------ GIVEN DATA
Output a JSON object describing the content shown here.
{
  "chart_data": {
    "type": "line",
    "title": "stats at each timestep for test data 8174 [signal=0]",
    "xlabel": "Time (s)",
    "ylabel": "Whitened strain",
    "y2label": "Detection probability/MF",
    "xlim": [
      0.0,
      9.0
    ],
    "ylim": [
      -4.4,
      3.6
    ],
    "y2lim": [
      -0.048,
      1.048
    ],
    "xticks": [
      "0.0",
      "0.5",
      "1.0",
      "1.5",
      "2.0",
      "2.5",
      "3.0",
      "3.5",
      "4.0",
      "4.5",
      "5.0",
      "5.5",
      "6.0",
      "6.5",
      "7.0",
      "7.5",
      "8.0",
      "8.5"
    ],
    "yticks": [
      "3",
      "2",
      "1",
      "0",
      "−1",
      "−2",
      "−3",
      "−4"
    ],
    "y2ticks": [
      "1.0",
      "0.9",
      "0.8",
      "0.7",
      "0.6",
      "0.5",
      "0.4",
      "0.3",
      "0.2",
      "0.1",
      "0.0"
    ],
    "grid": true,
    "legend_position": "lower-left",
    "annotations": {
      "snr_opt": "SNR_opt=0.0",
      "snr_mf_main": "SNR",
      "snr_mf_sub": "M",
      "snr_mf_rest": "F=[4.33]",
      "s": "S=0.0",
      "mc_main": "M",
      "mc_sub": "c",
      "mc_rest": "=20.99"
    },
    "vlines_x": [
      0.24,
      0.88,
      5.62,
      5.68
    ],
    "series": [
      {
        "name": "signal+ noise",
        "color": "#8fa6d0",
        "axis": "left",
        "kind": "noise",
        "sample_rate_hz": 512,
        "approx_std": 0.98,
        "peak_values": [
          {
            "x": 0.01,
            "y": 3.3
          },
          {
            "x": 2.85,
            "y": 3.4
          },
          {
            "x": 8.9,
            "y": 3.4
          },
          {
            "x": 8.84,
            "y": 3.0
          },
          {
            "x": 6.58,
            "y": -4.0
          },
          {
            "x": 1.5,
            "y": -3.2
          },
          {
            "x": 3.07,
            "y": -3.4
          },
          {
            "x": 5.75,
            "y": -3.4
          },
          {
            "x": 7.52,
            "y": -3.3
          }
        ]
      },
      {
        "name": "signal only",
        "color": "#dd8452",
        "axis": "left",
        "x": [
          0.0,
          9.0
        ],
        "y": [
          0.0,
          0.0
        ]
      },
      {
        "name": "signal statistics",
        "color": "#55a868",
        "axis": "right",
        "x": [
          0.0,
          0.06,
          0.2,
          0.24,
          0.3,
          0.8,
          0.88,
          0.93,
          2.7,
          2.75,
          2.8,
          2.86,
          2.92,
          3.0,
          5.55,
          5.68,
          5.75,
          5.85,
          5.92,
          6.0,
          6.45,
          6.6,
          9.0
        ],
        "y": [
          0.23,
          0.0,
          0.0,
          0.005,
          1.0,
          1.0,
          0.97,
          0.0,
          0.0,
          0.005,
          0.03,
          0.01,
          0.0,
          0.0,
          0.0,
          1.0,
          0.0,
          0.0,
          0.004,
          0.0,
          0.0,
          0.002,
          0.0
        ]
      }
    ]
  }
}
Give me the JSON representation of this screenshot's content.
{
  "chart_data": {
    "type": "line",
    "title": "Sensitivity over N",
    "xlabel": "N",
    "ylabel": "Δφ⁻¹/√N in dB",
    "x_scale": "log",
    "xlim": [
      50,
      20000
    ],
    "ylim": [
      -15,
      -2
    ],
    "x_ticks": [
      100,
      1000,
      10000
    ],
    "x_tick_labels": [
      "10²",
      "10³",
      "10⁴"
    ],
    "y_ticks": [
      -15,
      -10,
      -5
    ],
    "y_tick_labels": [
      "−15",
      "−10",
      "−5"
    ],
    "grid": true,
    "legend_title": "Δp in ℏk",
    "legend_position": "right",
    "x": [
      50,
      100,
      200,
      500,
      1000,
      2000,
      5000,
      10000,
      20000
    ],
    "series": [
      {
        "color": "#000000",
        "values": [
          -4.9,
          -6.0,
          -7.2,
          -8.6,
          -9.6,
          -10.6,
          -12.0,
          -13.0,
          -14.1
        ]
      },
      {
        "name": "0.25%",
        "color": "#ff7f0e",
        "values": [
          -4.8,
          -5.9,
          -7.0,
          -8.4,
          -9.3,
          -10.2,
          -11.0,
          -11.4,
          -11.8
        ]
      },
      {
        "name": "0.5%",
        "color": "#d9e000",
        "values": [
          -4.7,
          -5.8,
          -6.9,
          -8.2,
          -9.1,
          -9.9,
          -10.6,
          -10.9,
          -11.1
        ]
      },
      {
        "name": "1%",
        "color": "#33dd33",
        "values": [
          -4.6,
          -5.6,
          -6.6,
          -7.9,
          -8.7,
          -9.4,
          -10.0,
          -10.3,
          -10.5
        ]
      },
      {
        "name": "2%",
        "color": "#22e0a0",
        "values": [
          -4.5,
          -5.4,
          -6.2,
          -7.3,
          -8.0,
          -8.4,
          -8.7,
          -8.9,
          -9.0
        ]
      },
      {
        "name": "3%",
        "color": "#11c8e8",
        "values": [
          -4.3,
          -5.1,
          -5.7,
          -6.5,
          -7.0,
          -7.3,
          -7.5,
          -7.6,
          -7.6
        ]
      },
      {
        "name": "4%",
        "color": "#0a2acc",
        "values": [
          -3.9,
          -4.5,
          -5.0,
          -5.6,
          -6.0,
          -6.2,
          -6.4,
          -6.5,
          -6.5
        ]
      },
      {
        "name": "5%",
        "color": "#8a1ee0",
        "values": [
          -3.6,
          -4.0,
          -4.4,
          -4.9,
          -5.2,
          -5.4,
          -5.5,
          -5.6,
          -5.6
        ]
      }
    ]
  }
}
------------
**TASK INSTRUCTIONS**
Locate the lines above that hold the word "color". Show every one of them.

**TASK RESPONSE**
        "color": "#8fa6d0",
        "color": "#dd8452",
        "color": "#55a868",
        "color": "#000000",
        "color": "#ff7f0e",
        "color": "#d9e000",
        "color": "#33dd33",
        "color": "#22e0a0",
        "color": "#11c8e8",
        "color": "#0a2acc",
        "color": "#8a1ee0",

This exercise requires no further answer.